Data entries

=======

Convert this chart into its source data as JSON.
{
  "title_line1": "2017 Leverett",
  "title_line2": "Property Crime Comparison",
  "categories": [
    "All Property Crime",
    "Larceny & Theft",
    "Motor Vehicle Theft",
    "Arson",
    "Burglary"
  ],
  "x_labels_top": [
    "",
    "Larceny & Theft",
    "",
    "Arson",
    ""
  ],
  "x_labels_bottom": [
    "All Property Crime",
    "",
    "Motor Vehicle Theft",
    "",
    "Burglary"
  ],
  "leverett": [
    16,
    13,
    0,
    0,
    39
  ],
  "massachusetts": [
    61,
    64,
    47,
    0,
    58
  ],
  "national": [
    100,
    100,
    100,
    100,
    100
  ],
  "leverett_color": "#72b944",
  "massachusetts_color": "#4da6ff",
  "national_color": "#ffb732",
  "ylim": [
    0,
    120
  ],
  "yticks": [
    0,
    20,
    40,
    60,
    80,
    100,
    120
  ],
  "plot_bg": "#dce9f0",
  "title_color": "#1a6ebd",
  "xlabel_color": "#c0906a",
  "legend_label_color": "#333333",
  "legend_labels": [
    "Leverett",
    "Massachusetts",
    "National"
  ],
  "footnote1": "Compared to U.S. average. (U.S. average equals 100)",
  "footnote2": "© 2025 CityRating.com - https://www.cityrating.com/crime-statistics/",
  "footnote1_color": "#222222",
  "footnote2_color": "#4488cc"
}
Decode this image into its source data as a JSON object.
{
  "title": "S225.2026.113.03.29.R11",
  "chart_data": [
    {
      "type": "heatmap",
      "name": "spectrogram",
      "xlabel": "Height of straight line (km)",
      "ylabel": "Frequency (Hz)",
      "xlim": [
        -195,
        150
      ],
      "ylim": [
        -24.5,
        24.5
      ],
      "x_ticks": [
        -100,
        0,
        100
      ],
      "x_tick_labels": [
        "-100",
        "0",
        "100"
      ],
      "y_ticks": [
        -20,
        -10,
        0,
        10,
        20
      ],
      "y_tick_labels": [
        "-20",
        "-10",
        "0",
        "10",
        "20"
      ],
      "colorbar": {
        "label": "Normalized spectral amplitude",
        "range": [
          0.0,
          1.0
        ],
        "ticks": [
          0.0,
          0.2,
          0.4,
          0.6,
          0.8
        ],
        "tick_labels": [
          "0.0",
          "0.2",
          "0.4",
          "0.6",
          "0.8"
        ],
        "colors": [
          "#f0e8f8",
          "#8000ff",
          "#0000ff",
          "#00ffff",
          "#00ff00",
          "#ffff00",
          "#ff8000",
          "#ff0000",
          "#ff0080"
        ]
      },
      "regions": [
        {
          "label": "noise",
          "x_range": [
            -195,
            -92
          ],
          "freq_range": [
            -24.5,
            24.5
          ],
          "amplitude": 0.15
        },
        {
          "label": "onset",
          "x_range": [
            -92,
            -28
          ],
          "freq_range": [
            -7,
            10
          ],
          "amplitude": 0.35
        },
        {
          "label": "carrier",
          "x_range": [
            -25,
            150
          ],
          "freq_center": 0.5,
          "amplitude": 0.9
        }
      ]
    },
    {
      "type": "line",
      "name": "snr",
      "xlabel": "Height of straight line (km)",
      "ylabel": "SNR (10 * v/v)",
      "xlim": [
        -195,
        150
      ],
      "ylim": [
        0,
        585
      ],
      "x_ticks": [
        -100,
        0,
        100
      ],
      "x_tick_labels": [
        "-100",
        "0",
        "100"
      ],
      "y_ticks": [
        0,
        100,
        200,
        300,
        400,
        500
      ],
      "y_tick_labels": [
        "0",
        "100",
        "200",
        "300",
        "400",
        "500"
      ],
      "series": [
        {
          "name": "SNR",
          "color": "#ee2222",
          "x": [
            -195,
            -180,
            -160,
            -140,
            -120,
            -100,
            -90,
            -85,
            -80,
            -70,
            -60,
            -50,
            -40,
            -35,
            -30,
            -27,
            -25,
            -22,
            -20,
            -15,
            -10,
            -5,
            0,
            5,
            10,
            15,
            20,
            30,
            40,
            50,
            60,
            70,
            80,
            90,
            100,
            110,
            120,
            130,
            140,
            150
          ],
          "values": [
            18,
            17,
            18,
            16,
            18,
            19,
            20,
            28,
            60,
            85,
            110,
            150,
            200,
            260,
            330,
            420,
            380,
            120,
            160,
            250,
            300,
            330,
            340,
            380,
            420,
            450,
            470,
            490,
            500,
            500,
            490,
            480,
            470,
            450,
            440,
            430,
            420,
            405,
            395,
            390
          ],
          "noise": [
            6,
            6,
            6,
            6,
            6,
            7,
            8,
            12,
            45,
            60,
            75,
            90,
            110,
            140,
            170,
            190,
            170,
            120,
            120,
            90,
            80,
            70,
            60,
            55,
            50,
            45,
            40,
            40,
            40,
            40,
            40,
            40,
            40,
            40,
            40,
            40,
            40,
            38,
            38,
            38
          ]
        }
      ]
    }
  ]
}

=======

[JOB] Going through the data, tally the lines containing "into" and report only the result.

[EXERCISE ANSWER] 2